EXTRACTED ENTRIES -
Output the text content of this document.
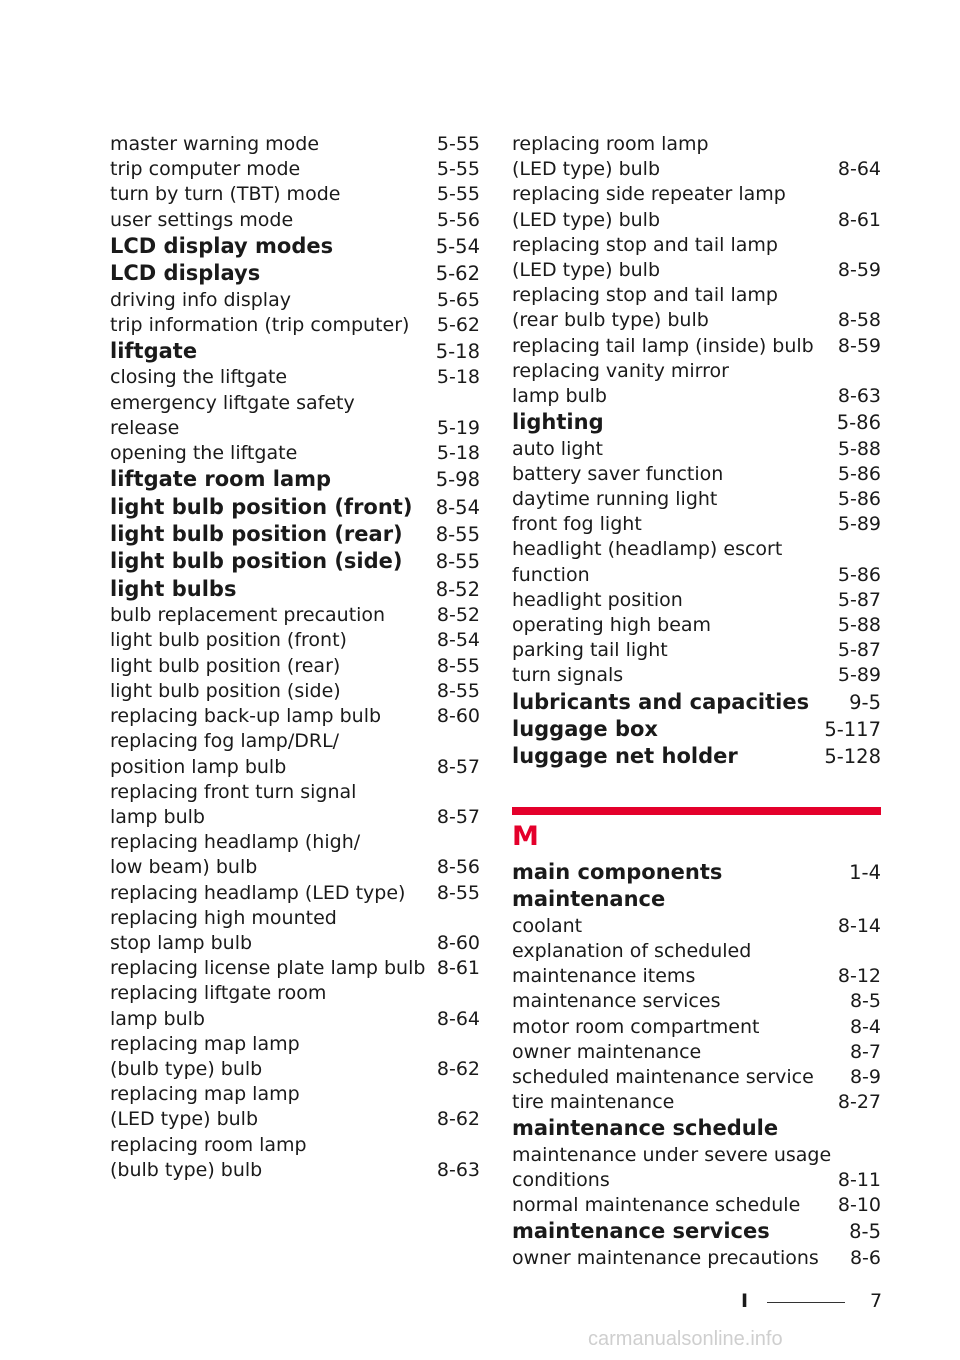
master warning mode	5-55
trip computer mode	5-55
turn by turn (TBT) mode	5-55
user settings mode	5-56
LCD display modes	5-54
LCD displays	5-62
driving info display	5-65
trip information (trip computer) 5-62
liftgate	5-18
closing the liftgate	5-18
emergency liftgate safety
release	5-19
opening the liftgate	5-18
liftgate room lamp	5-98
light bulb position (front) 8-54
light bulb position (rear) 8-55
light bulb position (side) 8-55
light bulbs	8-52
bulb replacement precaution	8-52
light bulb position (front)	8-54
light bulb position (rear)	8-55
light bulb position (side)	8-55
replacing back-up lamp bulb	8-60
replacing fog lamp/DRL/
position lamp bulb	8-57
replacing front turn signal
lamp bulb	8-57
replacing headlamp (high/
low beam) bulb	8-56
replacing headlamp (LED type) 8-55
replacing high mounted
stop lamp bulb	8-60
replacing license plate lamp bulb 8-61
replacing liftgate room
lamp bulb	8-64
replacing map lamp
(bulb type) bulb	8-62
replacing map lamp
(LED type) bulb	8-62
replacing room lamp
(bulb type) bulb	8-63
replacing room lamp
(LED type) bulb	8-64
replacing side repeater lamp
(LED type) bulb	8-61
replacing stop and tail lamp
(LED type) bulb	8-59
replacing stop and tail lamp
(rear bulb type) bulb	8-58
replacing tail lamp (inside) bulb 8-59
replacing vanity mirror
lamp bulb	8-63
lighting	5-86
auto light	5-88
battery saver function	5-86
daytime running light	5-86
front fog light	5-89
headlight (headlamp) escort
function	5-86
headlight position	5-87
operating high beam	5-88
parking tail light	5-87
turn signals	5-89
lubricants and capacities 9-5
luggage box	5-117
luggage net holder	5-128
M
main components	1-4
maintenance
coolant	8-14
explanation of scheduled
maintenance items	8-12
maintenance services	8-5
motor room compartment	8-4
owner maintenance	8-7
scheduled maintenance service 8-9
tire maintenance	8-27
maintenance schedule
maintenance under severe usage
conditions	8-11
normal maintenance schedule 8-10
maintenance services	8-5
owner maintenance precautions 8-6
I	7
carmanualsonline.info
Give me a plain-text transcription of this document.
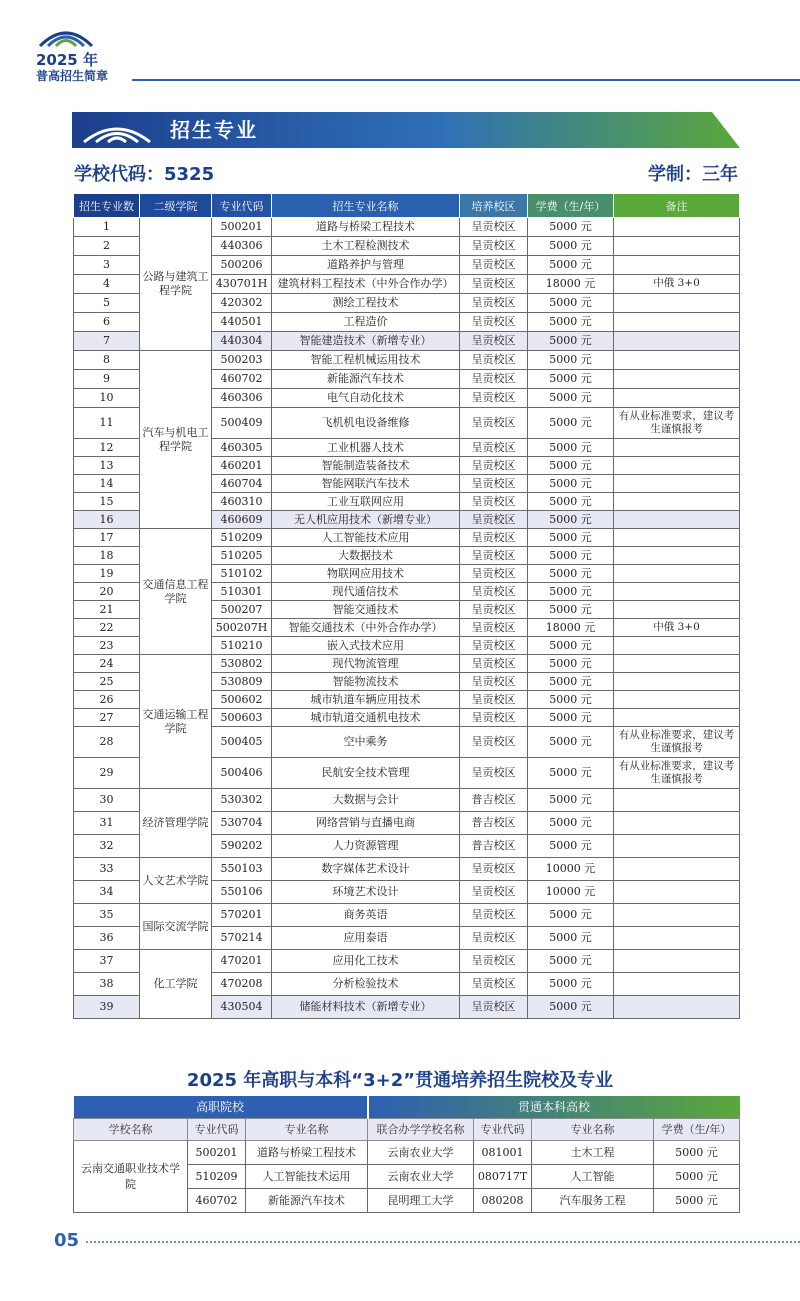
2025 年
普高招生简章
招生专业
学校代码：5325	学制：三年
招生专业数	二级学院	专业代码	招生专业名称	培养校区	学费（生/年）	备注
1	公路与建筑工程学院	500201	道路与桥梁工程技术	呈贡校区	5000 元	
2		440306	土木工程检测技术	呈贡校区	5000 元	
3		500206	道路养护与管理	呈贡校区	5000 元	
4		430701H	建筑材料工程技术（中外合作办学）	呈贡校区	18000 元	中俄 3+0
5		420302	测绘工程技术	呈贡校区	5000 元	
6		440501	工程造价	呈贡校区	5000 元	
7		440304	智能建造技术（新增专业）	呈贡校区	5000 元	
8	汽车与机电工程学院	500203	智能工程机械运用技术	呈贡校区	5000 元	
9		460702	新能源汽车技术	呈贡校区	5000 元	
10		460306	电气自动化技术	呈贡校区	5000 元	
11		500409	飞机机电设备维修	呈贡校区	5000 元	有从业标准要求，建议考生谨慎报考
12		460305	工业机器人技术	呈贡校区	5000 元	
13		460201	智能制造装备技术	呈贡校区	5000 元	
14		460704	智能网联汽车技术	呈贡校区	5000 元	
15		460310	工业互联网应用	呈贡校区	5000 元	
16		460609	无人机应用技术（新增专业）	呈贡校区	5000 元	
17	交通信息工程学院	510209	人工智能技术应用	呈贡校区	5000 元	
18		510205	大数据技术	呈贡校区	5000 元	
19		510102	物联网应用技术	呈贡校区	5000 元	
20		510301	现代通信技术	呈贡校区	5000 元	
21		500207	智能交通技术	呈贡校区	5000 元	
22		500207H	智能交通技术（中外合作办学）	呈贡校区	18000 元	中俄 3+0
23		510210	嵌入式技术应用	呈贡校区	5000 元	
24	交通运输工程学院	530802	现代物流管理	呈贡校区	5000 元	
25		530809	智能物流技术	呈贡校区	5000 元	
26		500602	城市轨道车辆应用技术	呈贡校区	5000 元	
27		500603	城市轨道交通机电技术	呈贡校区	5000 元	
28		500405	空中乘务	呈贡校区	5000 元	有从业标准要求，建议考生谨慎报考
29		500406	民航安全技术管理	呈贡校区	5000 元	有从业标准要求，建议考生谨慎报考
30	经济管理学院	530302	大数据与会计	普吉校区	5000 元	
31		530704	网络营销与直播电商	普吉校区	5000 元	
32		590202	人力资源管理	普吉校区	5000 元	
33	人文艺术学院	550103	数字媒体艺术设计	呈贡校区	10000 元	
34		550106	环境艺术设计	呈贡校区	10000 元	
35	国际交流学院	570201	商务英语	呈贡校区	5000 元	
36		570214	应用泰语	呈贡校区	5000 元	
37	化工学院	470201	应用化工技术	呈贡校区	5000 元	
38		470208	分析检验技术	呈贡校区	5000 元	
39		430504	储能材料技术（新增专业）	呈贡校区	5000 元	
2025 年高职与本科“3+2”贯通培养招生院校及专业
高职院校			贯通本科高校			
学校名称	专业代码	专业名称	联合办学学校名称	专业代码	专业名称	学费（生/年）
云南交通职业技术学院	500201	道路与桥梁工程技术	云南农业大学	081001	土木工程	5000 元
	510209	人工智能技术运用	云南农业大学	080717T	人工智能	5000 元
	460702	新能源汽车技术	昆明理工大学	080208	汽车服务工程	5000 元
05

PROBLEM REQUIREMENTS -
Pick out every line with the string "luggage" and copy it.

EXERCISE SOLUTION -
luggage box	5-117
luggage net holder	5-128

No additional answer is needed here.